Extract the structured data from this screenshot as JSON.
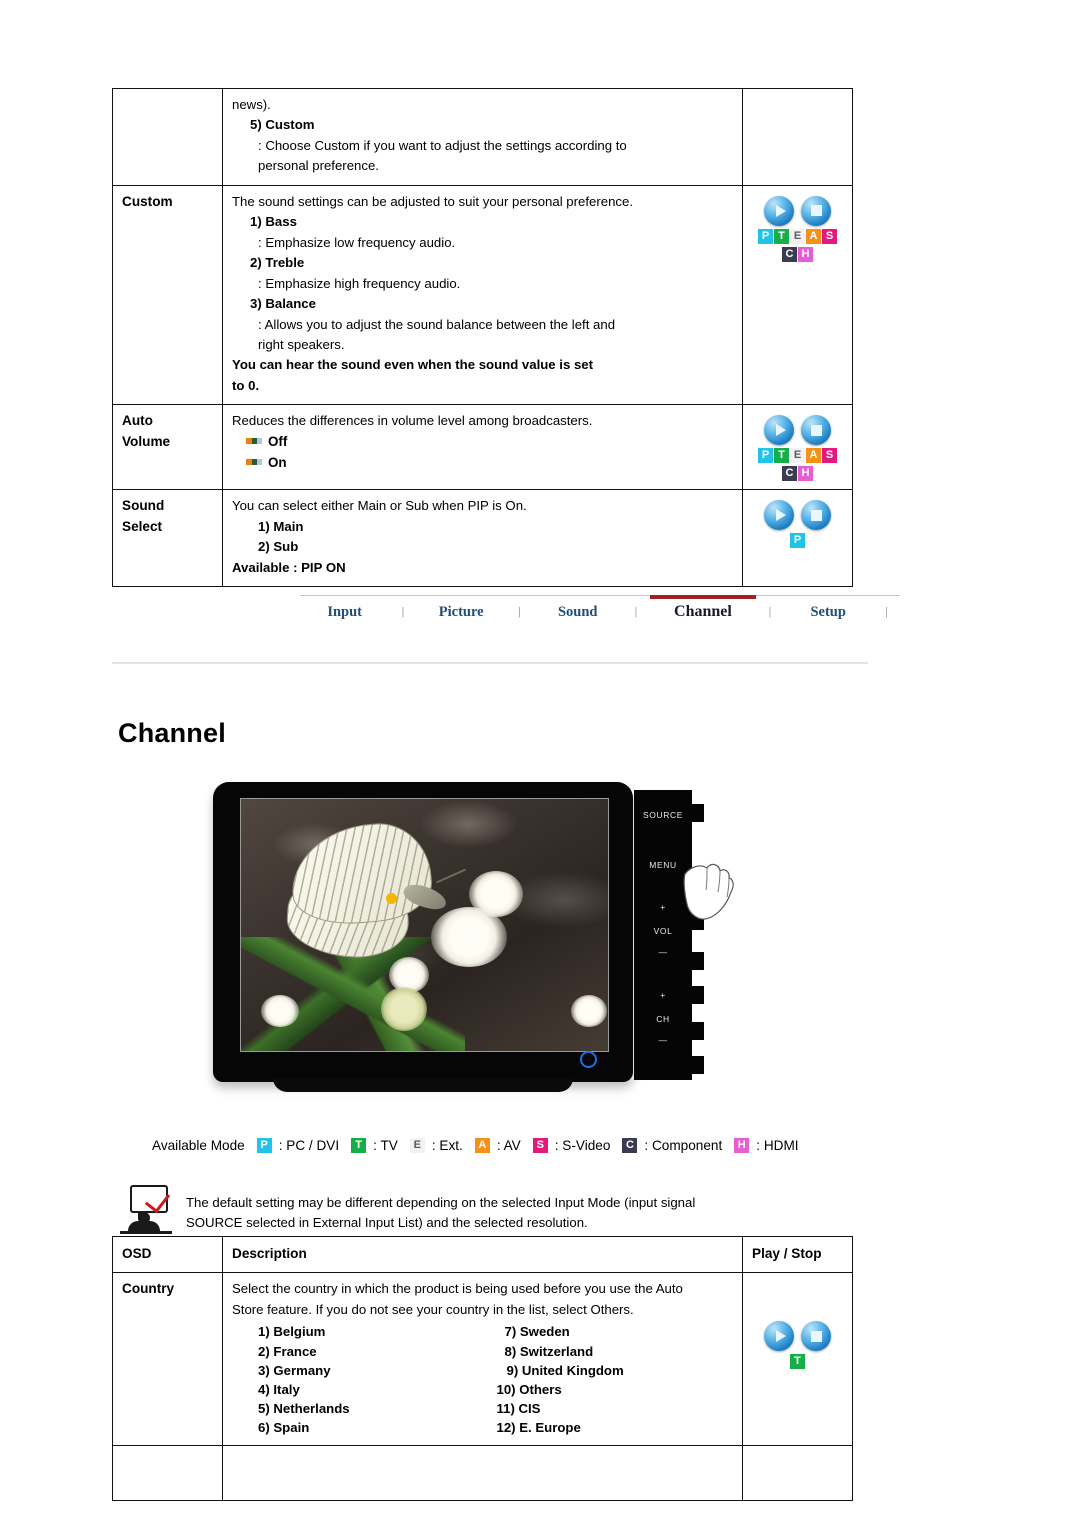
{
  "top_table": {
    "rows": [
      {
        "osd": "",
        "lines": [
          {
            "type": "plain",
            "text": "news)."
          },
          {
            "type": "num_head",
            "text": "5) Custom"
          },
          {
            "type": "num_body",
            "text": ": Choose Custom if you want to adjust the settings according to"
          },
          {
            "type": "num_body_cont",
            "text": "personal preference."
          }
        ],
        "icons": null
      },
      {
        "osd": "Custom",
        "lines": [
          {
            "type": "plain",
            "text": "The sound settings can be adjusted to suit your personal preference."
          },
          {
            "type": "num_head",
            "text": "1) Bass"
          },
          {
            "type": "num_body",
            "text": ": Emphasize low frequency audio."
          },
          {
            "type": "num_head",
            "text": "2) Treble"
          },
          {
            "type": "num_body",
            "text": ": Emphasize high frequency audio."
          },
          {
            "type": "num_head",
            "text": "3) Balance"
          },
          {
            "type": "num_body",
            "text": ": Allows you to adjust the sound balance between the left and"
          },
          {
            "type": "num_body_cont",
            "text": "right speakers."
          },
          {
            "type": "bold_note",
            "text": "You can hear the sound even when the sound value is set"
          },
          {
            "type": "bold_note",
            "text": "to 0."
          }
        ],
        "icons": {
          "spheres": [
            "play-icon",
            "stop-icon"
          ],
          "badges": [
            "P",
            "T",
            "E",
            "A",
            "S",
            "C",
            "H"
          ]
        }
      },
      {
        "osd": "Auto\nVolume",
        "osd_l1": "Auto",
        "osd_l2": "Volume",
        "lines": [
          {
            "type": "plain",
            "text": "Reduces the differences in volume level among broadcasters."
          },
          {
            "type": "bullet",
            "text": "Off"
          },
          {
            "type": "bullet",
            "text": "On"
          }
        ],
        "icons": {
          "spheres": [
            "play-icon",
            "stop-icon"
          ],
          "badges": [
            "P",
            "T",
            "E",
            "A",
            "S",
            "C",
            "H"
          ]
        }
      },
      {
        "osd_l1": "Sound",
        "osd_l2": "Select",
        "lines": [
          {
            "type": "plain",
            "text": "You can select either Main or Sub when PIP is On."
          },
          {
            "type": "opt",
            "text": "1) Main"
          },
          {
            "type": "opt",
            "text": "2) Sub"
          },
          {
            "type": "avail",
            "text": "Available : PIP ON"
          }
        ],
        "icons": {
          "spheres": [
            "play-icon",
            "stop-icon"
          ],
          "badges": [
            "P"
          ]
        }
      }
    ]
  },
  "nav": {
    "items": [
      {
        "label": "Input",
        "active": false
      },
      {
        "label": "Picture",
        "active": false
      },
      {
        "label": "Sound",
        "active": false
      },
      {
        "label": "Channel",
        "active": true
      },
      {
        "label": "Setup",
        "active": false
      }
    ],
    "separator": "|",
    "active_color": "#a32020"
  },
  "page_title": "Channel",
  "monitor": {
    "buttons": [
      "SOURCE",
      "MENU",
      "+",
      "VOL",
      "—",
      "+",
      "CH",
      "—"
    ],
    "screen_alt": "butterfly-on-white-flowers-photo"
  },
  "available_mode": {
    "label": "Available Mode",
    "entries": [
      {
        "badge": "P",
        "text": ": PC / DVI",
        "color": "#21c3e8"
      },
      {
        "badge": "T",
        "text": ": TV",
        "color": "#17ae4a"
      },
      {
        "badge": "E",
        "text": ": Ext.",
        "color": "#f2f2f2"
      },
      {
        "badge": "A",
        "text": ": AV",
        "color": "#f59018"
      },
      {
        "badge": "S",
        "text": ": S-Video",
        "color": "#e4197e"
      },
      {
        "badge": "C",
        "text": ": Component",
        "color": "#3b3b52"
      },
      {
        "badge": "H",
        "text": ": HDMI",
        "color": "#e65fd2"
      }
    ]
  },
  "note": {
    "line1": "The default setting may be different depending on the selected Input Mode (input signal",
    "line2": "SOURCE selected in External Input List) and the selected resolution."
  },
  "bottom_table": {
    "headers": {
      "osd": "OSD",
      "description": "Description",
      "play_stop": "Play / Stop"
    },
    "country_row": {
      "osd": "Country",
      "desc_line1": "Select the country in which the product is being used before you use the Auto",
      "desc_line2": "Store feature. If you do not see your country in the list, select Others.",
      "options_left": [
        "1) Belgium",
        "2) France",
        "3) Germany",
        "4) Italy",
        "5) Netherlands",
        "6) Spain"
      ],
      "options_right": [
        "7) Sweden",
        "8) Switzerland",
        "9) United Kingdom",
        "10) Others",
        "11) CIS",
        "12) E. Europe"
      ],
      "icons": {
        "spheres": [
          "play-icon",
          "stop-icon"
        ],
        "badges": [
          "T"
        ]
      }
    }
  }
}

........

• [Work to be completed]: Reproduce the material in full, word for word, and omit the pictures.

• [Response to the task]:
Extract the structured data from this screenshot as JSON.
{
  "top_table": {
    "rows": [
      {
        "osd": "",
        "lines": [
          {
            "type": "plain",
            "text": "news)."
          },
          {
            "type": "num_head",
            "text": "5) Custom"
          },
          {
            "type": "num_body",
            "text": ": Choose Custom if you want to adjust the settings according to"
          },
          {
            "type": "num_body_cont",
            "text": "personal preference."
          }
        ],
        "icons": null
      },
      {
        "osd": "Custom",
        "lines": [
          {
            "type": "plain",
            "text": "The sound settings can be adjusted to suit your personal preference."
          },
          {
            "type": "num_head",
            "text": "1) Bass"
          },
          {
            "type": "num_body",
            "text": ": Emphasize low frequency audio."
          },
          {
            "type": "num_head",
            "text": "2) Treble"
          },
          {
            "type": "num_body",
            "text": ": Emphasize high frequency audio."
          },
          {
            "type": "num_head",
            "text": "3) Balance"
          },
          {
            "type": "num_body",
            "text": ": Allows you to adjust the sound balance between the left and"
          },
          {
            "type": "num_body_cont",
            "text": "right speakers."
          },
          {
            "type": "bold_note",
            "text": "You can hear the sound even when the sound value is set"
          },
          {
            "type": "bold_note",
            "text": "to 0."
          }
        ],
        "icons": {
          "spheres": [
            "play-icon",
            "stop-icon"
          ],
          "badges": [
            "P",
            "T",
            "E",
            "A",
            "S",
            "C",
            "H"
          ]
        }
      },
      {
        "osd": "Auto\nVolume",
        "osd_l1": "Auto",
        "osd_l2": "Volume",
        "lines": [
          {
            "type": "plain",
            "text": "Reduces the differences in volume level among broadcasters."
          },
          {
            "type": "bullet",
            "text": "Off"
          },
          {
            "type": "bullet",
            "text": "On"
          }
        ],
        "icons": {
          "spheres": [
            "play-icon",
            "stop-icon"
          ],
          "badges": [
            "P",
            "T",
            "E",
            "A",
            "S",
            "C",
            "H"
          ]
        }
      },
      {
        "osd_l1": "Sound",
        "osd_l2": "Select",
        "lines": [
          {
            "type": "plain",
            "text": "You can select either Main or Sub when PIP is On."
          },
          {
            "type": "opt",
            "text": "1) Main"
          },
          {
            "type": "opt",
            "text": "2) Sub"
          },
          {
            "type": "avail",
            "text": "Available : PIP ON"
          }
        ],
        "icons": {
          "spheres": [
            "play-icon",
            "stop-icon"
          ],
          "badges": [
            "P"
          ]
        }
      }
    ]
  },
  "nav": {
    "items": [
      {
        "label": "Input",
        "active": false
      },
      {
        "label": "Picture",
        "active": false
      },
      {
        "label": "Sound",
        "active": false
      },
      {
        "label": "Channel",
        "active": true
      },
      {
        "label": "Setup",
        "active": false
      }
    ],
    "separator": "|",
    "active_color": "#a32020"
  },
  "page_title": "Channel",
  "monitor": {
    "buttons": [
      "SOURCE",
      "MENU",
      "+",
      "VOL",
      "—",
      "+",
      "CH",
      "—"
    ],
    "screen_alt": "butterfly-on-white-flowers-photo"
  },
  "available_mode": {
    "label": "Available Mode",
    "entries": [
      {
        "badge": "P",
        "text": ": PC / DVI",
        "color": "#21c3e8"
      },
      {
        "badge": "T",
        "text": ": TV",
        "color": "#17ae4a"
      },
      {
        "badge": "E",
        "text": ": Ext.",
        "color": "#f2f2f2"
      },
      {
        "badge": "A",
        "text": ": AV",
        "color": "#f59018"
      },
      {
        "badge": "S",
        "text": ": S-Video",
        "color": "#e4197e"
      },
      {
        "badge": "C",
        "text": ": Component",
        "color": "#3b3b52"
      },
      {
        "badge": "H",
        "text": ": HDMI",
        "color": "#e65fd2"
      }
    ]
  },
  "note": {
    "line1": "The default setting may be different depending on the selected Input Mode (input signal",
    "line2": "SOURCE selected in External Input List) and the selected resolution."
  },
  "bottom_table": {
    "headers": {
      "osd": "OSD",
      "description": "Description",
      "play_stop": "Play / Stop"
    },
    "country_row": {
      "osd": "Country",
      "desc_line1": "Select the country in which the product is being used before you use the Auto",
      "desc_line2": "Store feature. If you do not see your country in the list, select Others.",
      "options_left": [
        "1) Belgium",
        "2) France",
        "3) Germany",
        "4) Italy",
        "5) Netherlands",
        "6) Spain"
      ],
      "options_right": [
        "7) Sweden",
        "8) Switzerland",
        "9) United Kingdom",
        "10) Others",
        "11) CIS",
        "12) E. Europe"
      ],
      "icons": {
        "spheres": [
          "play-icon",
          "stop-icon"
        ],
        "badges": [
          "T"
        ]
      }
    }
  }
}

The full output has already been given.